-- Do this --
Return the lines from the items below, word for word, from the line containing "What elements are in" through the line containing "value-label: 91.7% — [1502, 124, 1542, 139]", both included. Leave out any pictures.

-- Given records --
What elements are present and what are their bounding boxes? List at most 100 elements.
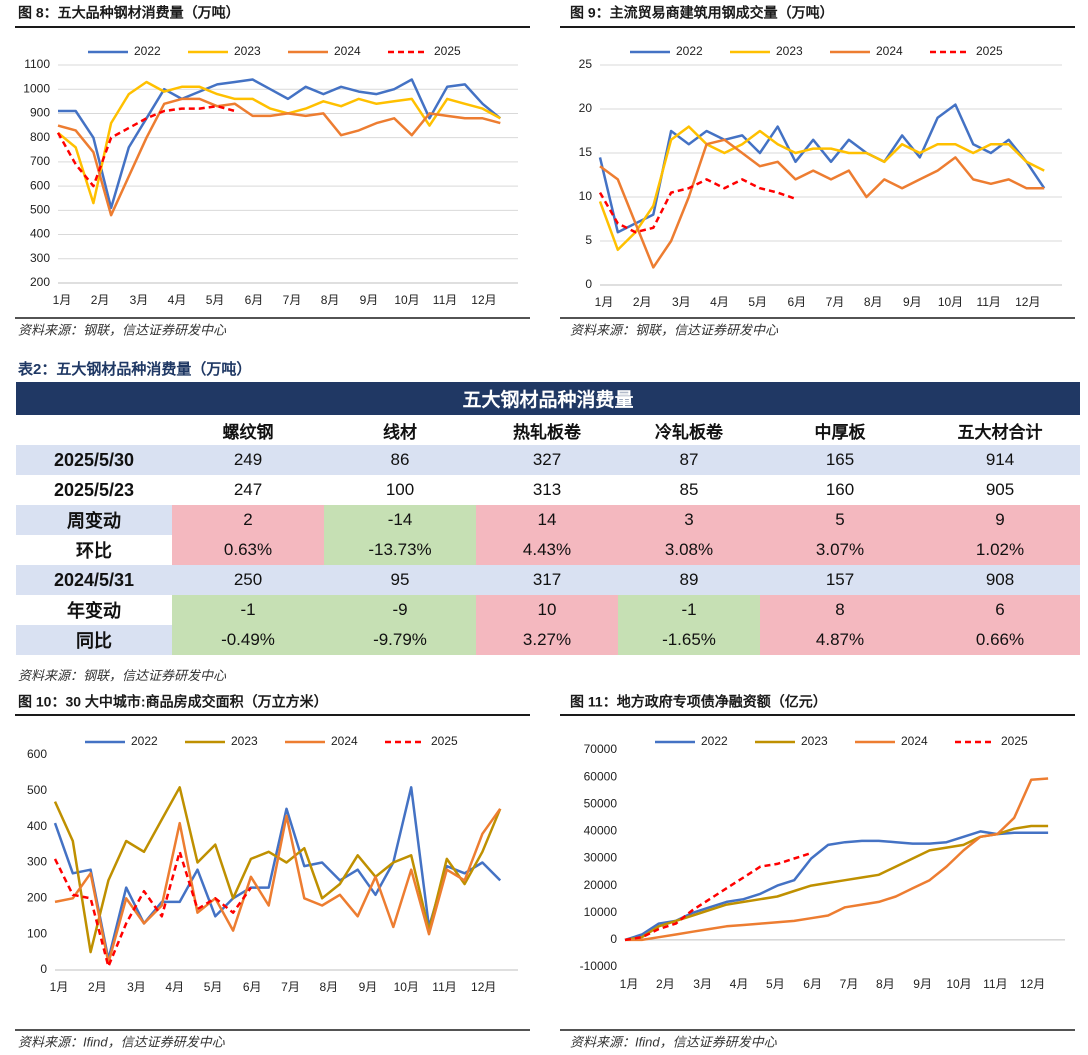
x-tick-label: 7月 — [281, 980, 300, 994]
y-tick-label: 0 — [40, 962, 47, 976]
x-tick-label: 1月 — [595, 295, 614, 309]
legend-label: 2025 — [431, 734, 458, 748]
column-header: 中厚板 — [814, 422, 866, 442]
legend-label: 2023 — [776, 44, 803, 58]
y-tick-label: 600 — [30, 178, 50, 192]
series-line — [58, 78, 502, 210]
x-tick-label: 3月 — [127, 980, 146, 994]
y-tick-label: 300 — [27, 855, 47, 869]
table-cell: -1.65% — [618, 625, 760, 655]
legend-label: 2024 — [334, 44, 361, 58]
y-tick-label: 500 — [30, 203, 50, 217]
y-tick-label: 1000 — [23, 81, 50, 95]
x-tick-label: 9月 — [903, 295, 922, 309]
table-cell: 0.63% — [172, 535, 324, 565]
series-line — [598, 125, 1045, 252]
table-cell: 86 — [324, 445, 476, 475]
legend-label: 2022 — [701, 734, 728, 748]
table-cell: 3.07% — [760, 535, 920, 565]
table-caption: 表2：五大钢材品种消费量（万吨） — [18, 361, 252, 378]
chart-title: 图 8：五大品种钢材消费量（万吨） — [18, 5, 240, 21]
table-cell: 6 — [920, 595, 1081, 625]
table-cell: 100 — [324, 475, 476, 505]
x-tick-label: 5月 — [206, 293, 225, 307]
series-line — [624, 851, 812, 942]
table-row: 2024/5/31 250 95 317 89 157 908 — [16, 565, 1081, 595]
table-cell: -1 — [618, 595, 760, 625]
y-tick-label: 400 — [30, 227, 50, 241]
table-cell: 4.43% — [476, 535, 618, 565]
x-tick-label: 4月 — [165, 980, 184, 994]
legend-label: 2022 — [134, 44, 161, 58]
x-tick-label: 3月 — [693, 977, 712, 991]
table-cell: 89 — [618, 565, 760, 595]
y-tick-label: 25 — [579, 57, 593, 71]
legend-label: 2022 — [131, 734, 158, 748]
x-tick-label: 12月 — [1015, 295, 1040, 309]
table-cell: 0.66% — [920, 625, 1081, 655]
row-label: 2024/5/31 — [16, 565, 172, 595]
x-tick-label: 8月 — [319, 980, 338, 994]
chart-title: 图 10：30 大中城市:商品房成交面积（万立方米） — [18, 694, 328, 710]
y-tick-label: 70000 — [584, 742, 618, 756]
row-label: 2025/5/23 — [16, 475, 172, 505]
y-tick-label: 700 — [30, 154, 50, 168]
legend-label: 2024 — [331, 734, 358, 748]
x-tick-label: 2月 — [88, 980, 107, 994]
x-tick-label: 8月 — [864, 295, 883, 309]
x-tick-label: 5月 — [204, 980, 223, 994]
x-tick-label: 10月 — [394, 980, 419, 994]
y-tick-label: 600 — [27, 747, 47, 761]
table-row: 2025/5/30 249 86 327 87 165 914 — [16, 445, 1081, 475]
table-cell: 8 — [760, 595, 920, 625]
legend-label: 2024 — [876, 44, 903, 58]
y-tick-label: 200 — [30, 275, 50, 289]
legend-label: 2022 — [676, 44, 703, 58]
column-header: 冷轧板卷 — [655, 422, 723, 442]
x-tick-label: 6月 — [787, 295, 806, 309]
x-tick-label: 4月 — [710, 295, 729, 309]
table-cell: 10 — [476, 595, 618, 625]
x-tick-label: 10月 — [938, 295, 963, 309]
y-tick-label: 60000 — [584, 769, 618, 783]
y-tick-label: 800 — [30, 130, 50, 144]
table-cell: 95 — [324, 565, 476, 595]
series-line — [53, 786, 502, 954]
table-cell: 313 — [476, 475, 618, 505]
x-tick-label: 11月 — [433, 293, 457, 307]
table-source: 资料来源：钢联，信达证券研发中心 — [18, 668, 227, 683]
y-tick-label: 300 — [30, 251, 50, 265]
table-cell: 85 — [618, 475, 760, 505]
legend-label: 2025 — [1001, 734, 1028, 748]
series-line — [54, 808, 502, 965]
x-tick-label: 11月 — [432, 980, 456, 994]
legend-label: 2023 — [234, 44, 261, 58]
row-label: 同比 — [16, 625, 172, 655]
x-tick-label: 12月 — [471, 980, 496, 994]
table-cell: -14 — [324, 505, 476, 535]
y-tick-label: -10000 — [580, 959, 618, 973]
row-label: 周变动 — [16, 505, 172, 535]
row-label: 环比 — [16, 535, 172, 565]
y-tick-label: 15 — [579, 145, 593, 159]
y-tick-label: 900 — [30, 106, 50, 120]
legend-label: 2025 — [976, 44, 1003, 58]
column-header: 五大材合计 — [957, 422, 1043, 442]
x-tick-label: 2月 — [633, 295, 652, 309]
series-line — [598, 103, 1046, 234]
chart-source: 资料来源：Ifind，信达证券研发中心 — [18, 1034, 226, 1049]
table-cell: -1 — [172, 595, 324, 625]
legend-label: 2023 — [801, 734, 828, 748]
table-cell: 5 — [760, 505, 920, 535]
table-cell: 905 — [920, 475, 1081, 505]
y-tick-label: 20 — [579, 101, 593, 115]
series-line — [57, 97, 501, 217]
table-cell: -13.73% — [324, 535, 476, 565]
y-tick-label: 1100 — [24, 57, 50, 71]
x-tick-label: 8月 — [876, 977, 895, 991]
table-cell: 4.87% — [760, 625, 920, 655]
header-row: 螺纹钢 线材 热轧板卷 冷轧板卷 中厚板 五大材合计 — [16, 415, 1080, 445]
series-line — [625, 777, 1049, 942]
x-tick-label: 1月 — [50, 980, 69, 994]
* * *
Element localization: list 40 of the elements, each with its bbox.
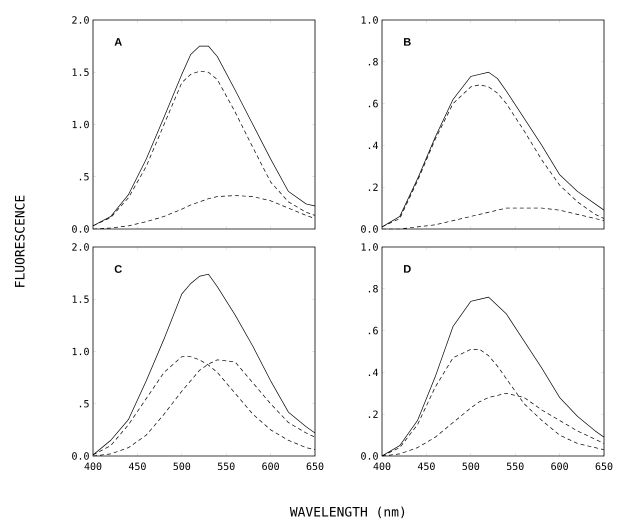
...
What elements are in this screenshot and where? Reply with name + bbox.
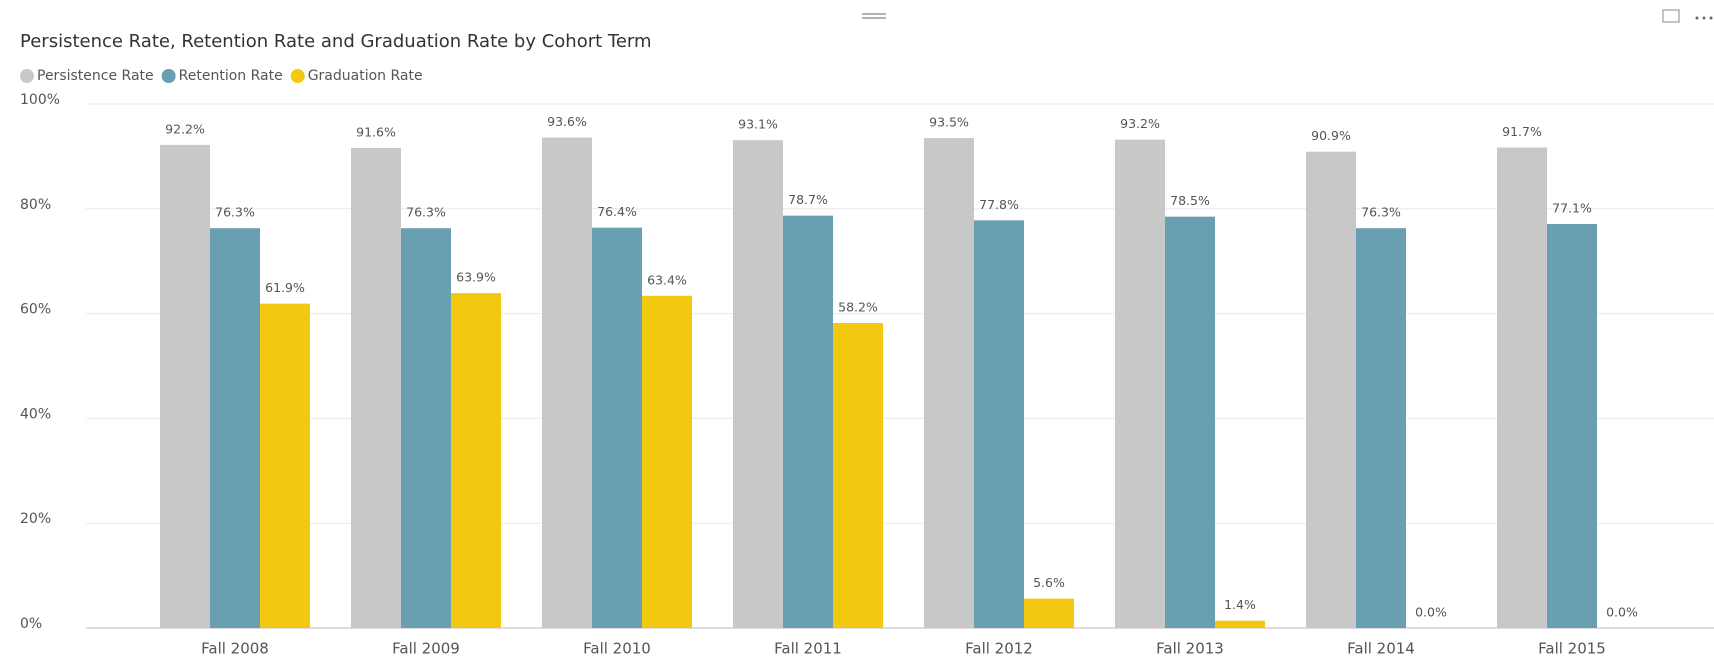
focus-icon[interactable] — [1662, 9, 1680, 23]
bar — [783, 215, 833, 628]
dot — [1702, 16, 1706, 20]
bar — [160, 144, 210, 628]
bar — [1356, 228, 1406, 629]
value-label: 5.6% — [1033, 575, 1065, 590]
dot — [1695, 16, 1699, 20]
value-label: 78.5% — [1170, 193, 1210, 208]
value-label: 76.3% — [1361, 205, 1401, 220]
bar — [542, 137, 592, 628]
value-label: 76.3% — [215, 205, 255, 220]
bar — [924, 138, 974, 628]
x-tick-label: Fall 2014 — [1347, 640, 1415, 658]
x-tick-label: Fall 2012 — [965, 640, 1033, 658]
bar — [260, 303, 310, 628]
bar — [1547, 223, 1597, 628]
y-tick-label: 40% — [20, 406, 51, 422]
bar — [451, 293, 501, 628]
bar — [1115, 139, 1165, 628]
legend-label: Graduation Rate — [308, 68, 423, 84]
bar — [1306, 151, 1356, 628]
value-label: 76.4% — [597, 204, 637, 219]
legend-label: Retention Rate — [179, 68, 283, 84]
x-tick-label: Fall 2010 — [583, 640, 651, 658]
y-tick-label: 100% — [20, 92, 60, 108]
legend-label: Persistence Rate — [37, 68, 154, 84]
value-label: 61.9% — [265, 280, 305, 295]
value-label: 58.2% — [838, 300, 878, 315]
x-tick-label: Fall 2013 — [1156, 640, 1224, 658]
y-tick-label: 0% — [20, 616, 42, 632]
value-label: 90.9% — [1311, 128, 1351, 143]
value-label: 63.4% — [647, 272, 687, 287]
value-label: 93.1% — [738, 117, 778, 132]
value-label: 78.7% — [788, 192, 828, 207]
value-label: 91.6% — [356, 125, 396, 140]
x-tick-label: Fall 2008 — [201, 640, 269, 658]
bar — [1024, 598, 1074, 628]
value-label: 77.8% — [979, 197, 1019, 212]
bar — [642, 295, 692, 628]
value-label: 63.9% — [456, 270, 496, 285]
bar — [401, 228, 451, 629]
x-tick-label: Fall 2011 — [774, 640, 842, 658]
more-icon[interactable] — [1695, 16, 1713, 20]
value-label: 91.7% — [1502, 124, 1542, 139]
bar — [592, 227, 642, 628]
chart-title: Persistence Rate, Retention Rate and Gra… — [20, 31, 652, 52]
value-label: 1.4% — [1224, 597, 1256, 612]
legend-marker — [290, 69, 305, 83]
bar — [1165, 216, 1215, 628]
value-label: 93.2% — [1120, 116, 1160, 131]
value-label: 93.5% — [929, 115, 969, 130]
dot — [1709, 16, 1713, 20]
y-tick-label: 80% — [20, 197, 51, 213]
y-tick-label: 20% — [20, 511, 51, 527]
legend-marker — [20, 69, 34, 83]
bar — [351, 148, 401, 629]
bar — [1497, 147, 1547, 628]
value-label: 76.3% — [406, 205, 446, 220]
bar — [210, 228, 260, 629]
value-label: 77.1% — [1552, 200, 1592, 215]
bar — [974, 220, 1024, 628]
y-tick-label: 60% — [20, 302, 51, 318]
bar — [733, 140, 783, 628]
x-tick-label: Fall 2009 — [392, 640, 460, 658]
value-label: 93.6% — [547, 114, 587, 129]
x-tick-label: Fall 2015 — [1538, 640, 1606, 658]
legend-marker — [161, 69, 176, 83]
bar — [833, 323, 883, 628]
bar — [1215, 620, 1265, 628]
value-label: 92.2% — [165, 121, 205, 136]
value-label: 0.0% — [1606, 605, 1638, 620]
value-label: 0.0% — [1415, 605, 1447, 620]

-- Written reply --
What elements are in this screenshot and where? Reply with name + bbox.
focus-icon[interactable] — [1662, 9, 1680, 23]
bar — [783, 215, 833, 628]
dot — [1702, 16, 1706, 20]
bar — [160, 144, 210, 628]
bar — [1356, 228, 1406, 629]
value-label: 5.6% — [1033, 575, 1065, 590]
dot — [1695, 16, 1699, 20]
value-label: 78.5% — [1170, 193, 1210, 208]
value-label: 76.3% — [1361, 205, 1401, 220]
bar — [542, 137, 592, 628]
value-label: 76.3% — [215, 205, 255, 220]
bar — [924, 138, 974, 628]
x-tick-label: Fall 2014 — [1347, 640, 1415, 658]
x-tick-label: Fall 2012 — [965, 640, 1033, 658]
bar — [260, 303, 310, 628]
bar — [1547, 223, 1597, 628]
y-tick-label: 40% — [20, 406, 51, 422]
bar — [451, 293, 501, 628]
bar — [1115, 139, 1165, 628]
legend-label: Graduation Rate — [308, 68, 423, 84]
bar — [1306, 151, 1356, 628]
value-label: 76.4% — [597, 204, 637, 219]
legend-label: Retention Rate — [179, 68, 283, 84]
x-tick-label: Fall 2010 — [583, 640, 651, 658]
y-tick-label: 100% — [20, 92, 60, 108]
legend-label: Persistence Rate — [37, 68, 154, 84]
value-label: 61.9% — [265, 280, 305, 295]
value-label: 58.2% — [838, 300, 878, 315]
x-tick-label: Fall 2013 — [1156, 640, 1224, 658]
y-tick-label: 0% — [20, 616, 42, 632]
value-label: 90.9% — [1311, 128, 1351, 143]
value-label: 63.4% — [647, 272, 687, 287]
value-label: 93.1% — [738, 117, 778, 132]
value-label: 78.7% — [788, 192, 828, 207]
value-label: 91.6% — [356, 125, 396, 140]
x-tick-label: Fall 2008 — [201, 640, 269, 658]
bar — [1024, 598, 1074, 628]
value-label: 77.8% — [979, 197, 1019, 212]
bar — [642, 295, 692, 628]
value-label: 63.9% — [456, 270, 496, 285]
bar — [401, 228, 451, 629]
x-tick-label: Fall 2011 — [774, 640, 842, 658]
more-icon[interactable] — [1695, 16, 1713, 20]
value-label: 91.7% — [1502, 124, 1542, 139]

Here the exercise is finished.